EXERCISE: Please copy all the lines that follow, word for word.

::::::::

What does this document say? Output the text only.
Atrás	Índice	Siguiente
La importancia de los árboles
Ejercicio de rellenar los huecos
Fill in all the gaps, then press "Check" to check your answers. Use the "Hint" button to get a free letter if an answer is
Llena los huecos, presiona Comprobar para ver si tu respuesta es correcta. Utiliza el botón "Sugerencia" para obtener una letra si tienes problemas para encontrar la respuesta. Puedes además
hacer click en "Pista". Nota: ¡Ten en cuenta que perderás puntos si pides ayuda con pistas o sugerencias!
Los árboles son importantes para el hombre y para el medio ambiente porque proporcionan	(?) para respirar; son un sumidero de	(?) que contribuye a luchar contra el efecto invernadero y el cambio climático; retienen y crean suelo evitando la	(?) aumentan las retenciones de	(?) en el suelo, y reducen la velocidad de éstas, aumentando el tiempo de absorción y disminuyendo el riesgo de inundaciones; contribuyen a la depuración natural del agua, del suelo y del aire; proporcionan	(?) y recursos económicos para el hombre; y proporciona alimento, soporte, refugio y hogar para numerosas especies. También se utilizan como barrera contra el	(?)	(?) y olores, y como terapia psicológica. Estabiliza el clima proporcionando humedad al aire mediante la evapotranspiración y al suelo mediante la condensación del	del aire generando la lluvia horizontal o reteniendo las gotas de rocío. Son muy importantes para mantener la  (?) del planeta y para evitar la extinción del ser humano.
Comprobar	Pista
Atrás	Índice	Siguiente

::::::::

RESULT FOR THIS EXERCISE:
What does this document say? Output the text only.
Atrás	Índice	Siguiente
La importancia de los árboles
Ejercicio de rellenar los huecos
Fill in all the gaps, then press "Check" to check your answers. Use the "Hint" button to get a free letter if an answer is
Llena los huecos, presiona Comprobar para ver si tu respuesta es correcta. Utiliza el botón "Sugerencia" para obtener una letra si tienes problemas para encontrar la respuesta. Puedes además
hacer click en "Pista". Nota: ¡Ten en cuenta que perderás puntos si pides ayuda con pistas o sugerencias!
Los árboles son importantes para el hombre y para el medio ambiente porque proporcionan	(?) para respirar; son un sumidero de	(?) que contribuye a luchar contra el efecto invernadero y el cambio climático; retienen y crean suelo evitando la	(?) aumentan las retenciones de	(?) en el suelo, y reducen la velocidad de éstas, aumentando el tiempo de absorción y disminuyendo el riesgo de inundaciones; contribuyen a la depuración natural del agua, del suelo y del aire; proporcionan	(?) y recursos económicos para el hombre; y proporciona alimento, soporte, refugio y hogar para numerosas especies. También se utilizan como barrera contra el	(?)	(?) y olores, y como terapia psicológica. Estabiliza el clima proporcionando humedad al aire mediante la evapotranspiración y al suelo mediante la condensación del	del aire generando la lluvia horizontal o reteniendo las gotas de rocío. Son muy importantes para mantener la  (?) del planeta y para evitar la extinción del ser humano.
Comprobar	Pista
Atrás	Índice	Siguiente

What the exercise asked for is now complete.